■ **Direction**
Output the records exactly as they appear, with no pictures included.

Stored items:

____

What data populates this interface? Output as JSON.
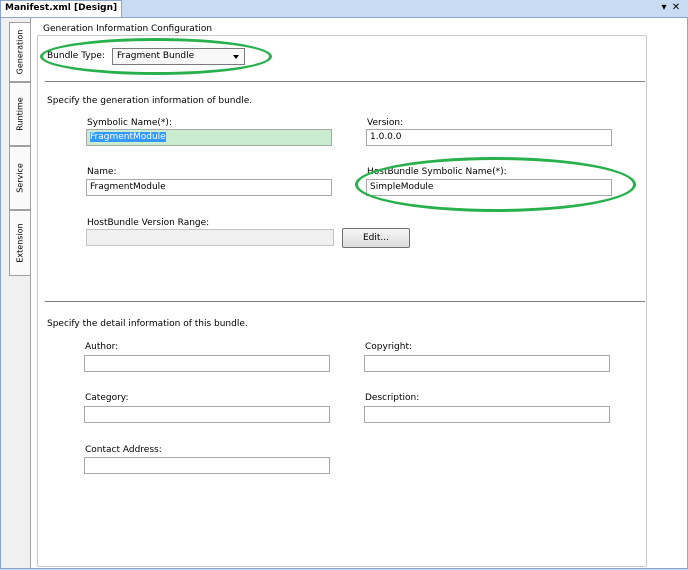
{
  "tab": {
    "title": "Manifest.xml [Design]",
    "dropdown_glyph": "▾",
    "close_glyph": "✕"
  },
  "side_tabs": [
    "Generation",
    "Runtime",
    "Service",
    "Extension"
  ],
  "group_title": "Generation Information Configuration",
  "bundle_type": {
    "label": "Bundle Type:",
    "value": "Fragment Bundle"
  },
  "generation": {
    "instruction": "Specify the generation information of bundle.",
    "symbolic_name": {
      "label": "Symbolic Name(*):",
      "value": "FragmentModule"
    },
    "version": {
      "label": "Version:",
      "value": "1.0.0.0"
    },
    "name": {
      "label": "Name:",
      "value": "FragmentModule"
    },
    "host_symbolic": {
      "label": "HostBundle Symbolic Name(*):",
      "value": "SimpleModule"
    },
    "host_version": {
      "label": "HostBundle Version Range:",
      "value": ""
    },
    "edit_label": "Edit..."
  },
  "detail": {
    "instruction": "Specify the detail information of this bundle.",
    "author": {
      "label": "Author:",
      "value": ""
    },
    "copyright": {
      "label": "Copyright:",
      "value": ""
    },
    "category": {
      "label": "Category:",
      "value": ""
    },
    "description": {
      "label": "Description:",
      "value": ""
    },
    "contact": {
      "label": "Contact Address:",
      "value": ""
    }
  },
  "colors": {
    "highlight_ellipse": "#28b04c",
    "selection": "#3399ff"
  }
}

____

■ **Task output**
What data populates this interface? Output as JSON.
{
  "tab": {
    "title": "Manifest.xml [Design]",
    "dropdown_glyph": "▾",
    "close_glyph": "✕"
  },
  "side_tabs": [
    "Generation",
    "Runtime",
    "Service",
    "Extension"
  ],
  "group_title": "Generation Information Configuration",
  "bundle_type": {
    "label": "Bundle Type:",
    "value": "Fragment Bundle"
  },
  "generation": {
    "instruction": "Specify the generation information of bundle.",
    "symbolic_name": {
      "label": "Symbolic Name(*):",
      "value": "FragmentModule"
    },
    "version": {
      "label": "Version:",
      "value": "1.0.0.0"
    },
    "name": {
      "label": "Name:",
      "value": "FragmentModule"
    },
    "host_symbolic": {
      "label": "HostBundle Symbolic Name(*):",
      "value": "SimpleModule"
    },
    "host_version": {
      "label": "HostBundle Version Range:",
      "value": ""
    },
    "edit_label": "Edit..."
  },
  "detail": {
    "instruction": "Specify the detail information of this bundle.",
    "author": {
      "label": "Author:",
      "value": ""
    },
    "copyright": {
      "label": "Copyright:",
      "value": ""
    },
    "category": {
      "label": "Category:",
      "value": ""
    },
    "description": {
      "label": "Description:",
      "value": ""
    },
    "contact": {
      "label": "Contact Address:",
      "value": ""
    }
  },
  "colors": {
    "highlight_ellipse": "#28b04c",
    "selection": "#3399ff"
  }
}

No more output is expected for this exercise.